(What to work on) Gather up the lines with the word "Chronic" in them.

[Figure dataset records]
┄┄┄┄┄┄┄┄┄┄┄┄┄┄┄┄┄┄┄┄

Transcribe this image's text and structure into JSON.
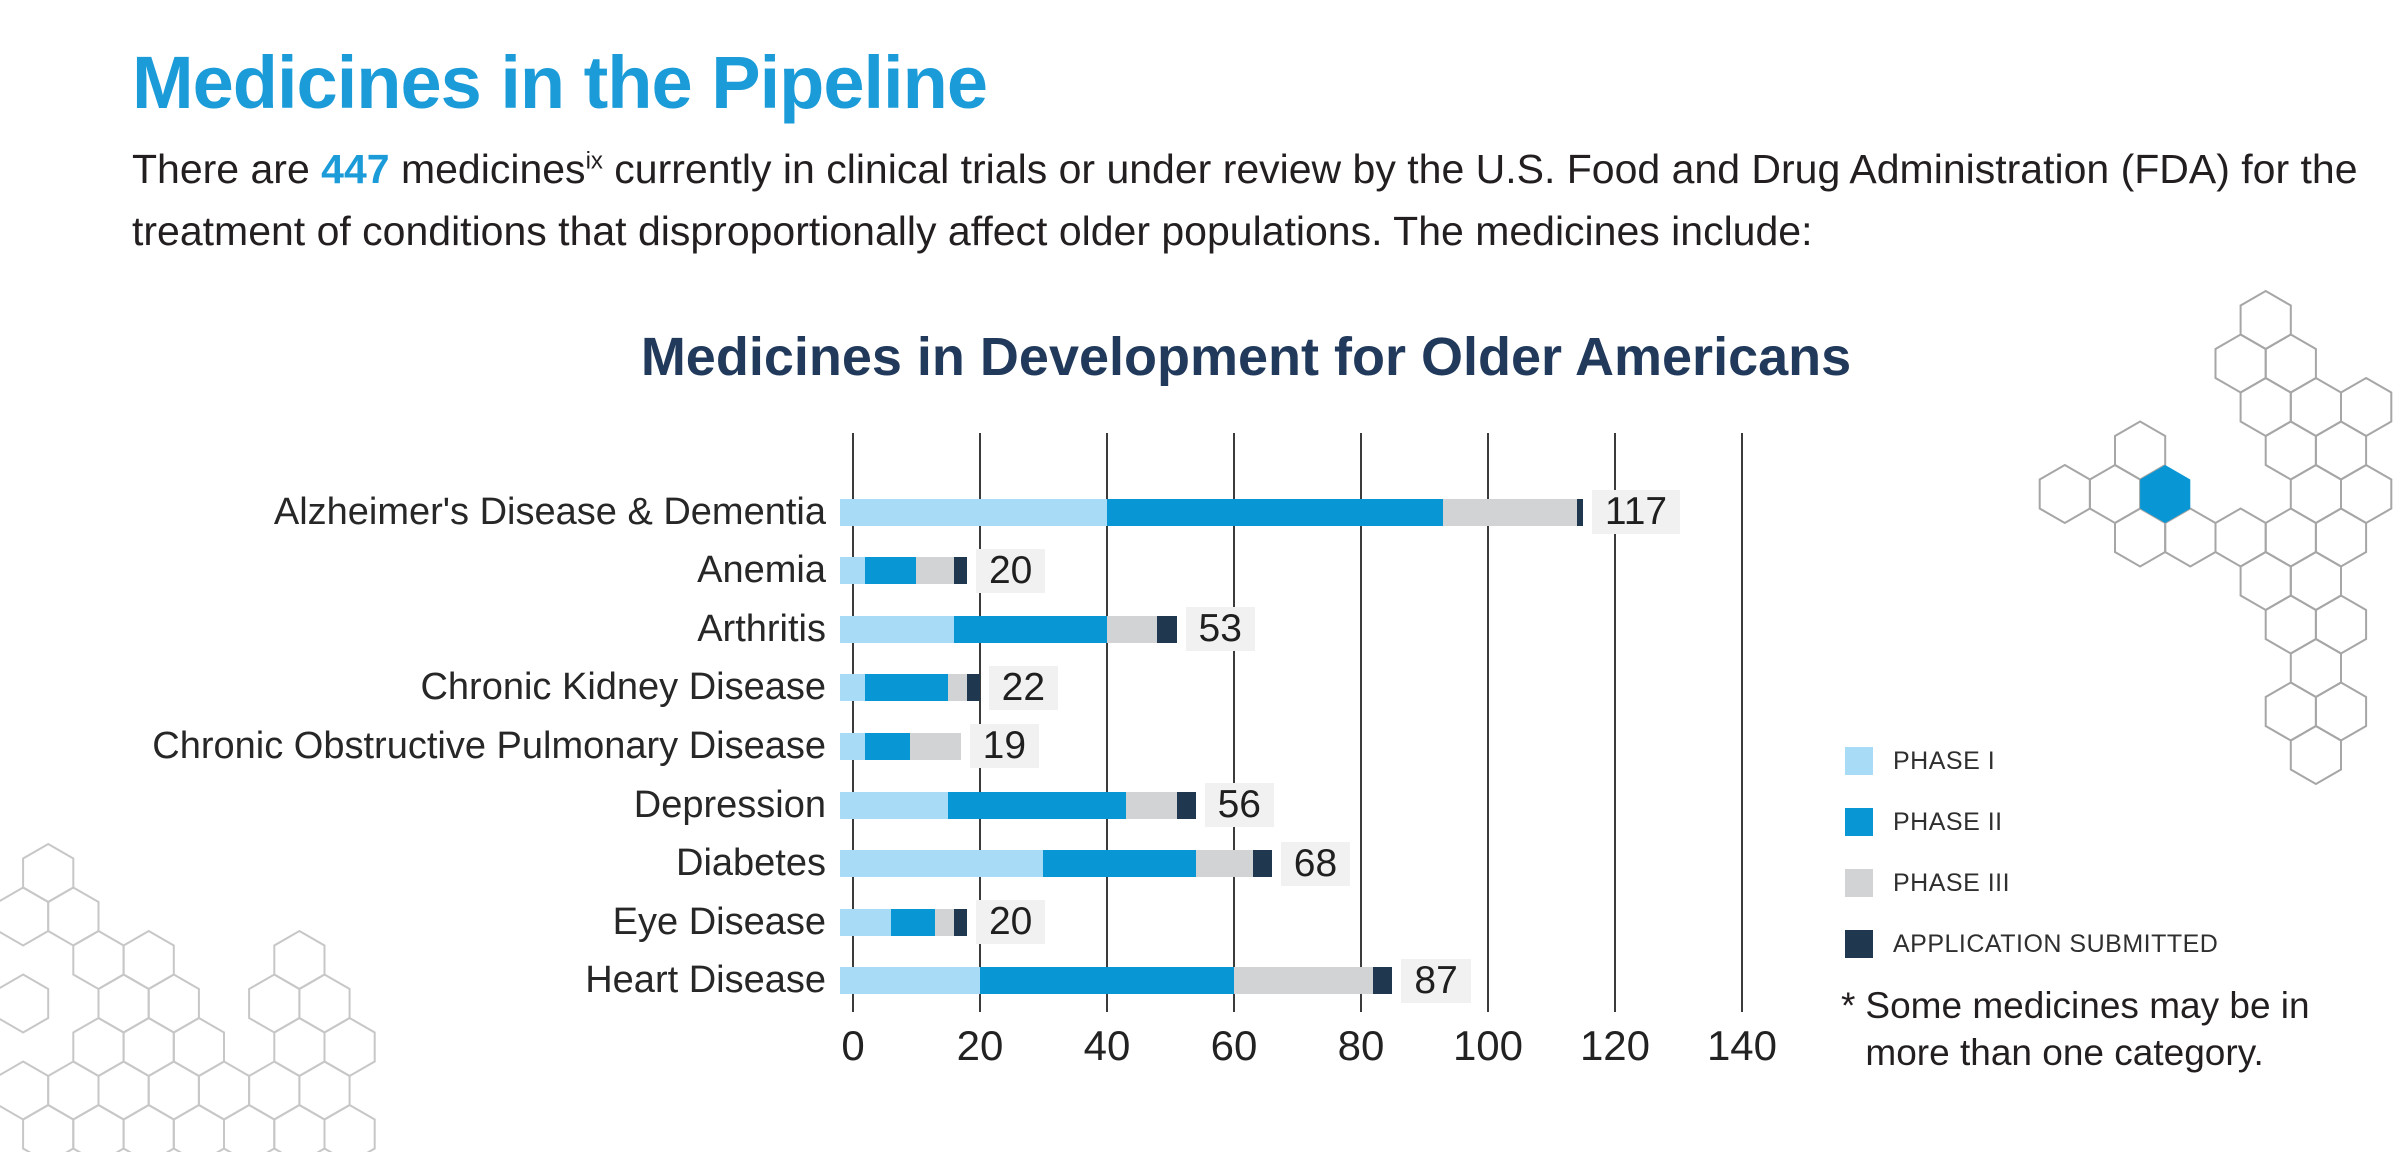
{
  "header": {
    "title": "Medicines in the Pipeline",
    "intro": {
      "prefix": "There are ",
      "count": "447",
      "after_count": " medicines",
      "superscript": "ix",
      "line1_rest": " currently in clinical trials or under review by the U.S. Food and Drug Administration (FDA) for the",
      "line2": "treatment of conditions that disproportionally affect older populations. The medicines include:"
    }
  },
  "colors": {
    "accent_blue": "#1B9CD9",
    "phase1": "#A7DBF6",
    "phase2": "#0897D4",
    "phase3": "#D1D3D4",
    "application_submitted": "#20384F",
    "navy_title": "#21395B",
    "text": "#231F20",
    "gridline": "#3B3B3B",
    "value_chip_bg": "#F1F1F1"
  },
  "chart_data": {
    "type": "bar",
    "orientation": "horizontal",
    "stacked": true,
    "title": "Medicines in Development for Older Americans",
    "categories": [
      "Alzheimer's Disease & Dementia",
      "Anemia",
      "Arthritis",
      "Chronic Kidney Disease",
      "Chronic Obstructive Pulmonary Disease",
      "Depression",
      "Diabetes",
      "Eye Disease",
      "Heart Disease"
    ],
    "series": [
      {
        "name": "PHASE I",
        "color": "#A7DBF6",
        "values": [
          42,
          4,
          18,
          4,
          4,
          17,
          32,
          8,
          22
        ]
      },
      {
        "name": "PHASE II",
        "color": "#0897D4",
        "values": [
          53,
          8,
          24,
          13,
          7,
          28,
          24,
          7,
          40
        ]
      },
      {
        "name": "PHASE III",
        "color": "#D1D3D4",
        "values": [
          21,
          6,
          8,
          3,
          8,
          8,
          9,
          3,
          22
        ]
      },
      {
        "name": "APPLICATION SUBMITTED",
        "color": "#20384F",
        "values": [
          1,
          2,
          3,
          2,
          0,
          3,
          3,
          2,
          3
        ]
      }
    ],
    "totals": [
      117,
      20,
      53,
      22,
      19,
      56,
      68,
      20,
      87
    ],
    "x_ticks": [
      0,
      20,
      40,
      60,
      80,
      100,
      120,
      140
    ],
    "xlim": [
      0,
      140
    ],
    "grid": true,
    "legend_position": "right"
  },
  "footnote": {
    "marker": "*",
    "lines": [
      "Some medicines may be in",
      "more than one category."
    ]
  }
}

┄┄┄┄┄┄┄┄┄┄┄┄┄┄┄┄┄┄┄┄

(Output)
      "Chronic Kidney Disease",
      "Chronic Obstructive Pulmonary Disease",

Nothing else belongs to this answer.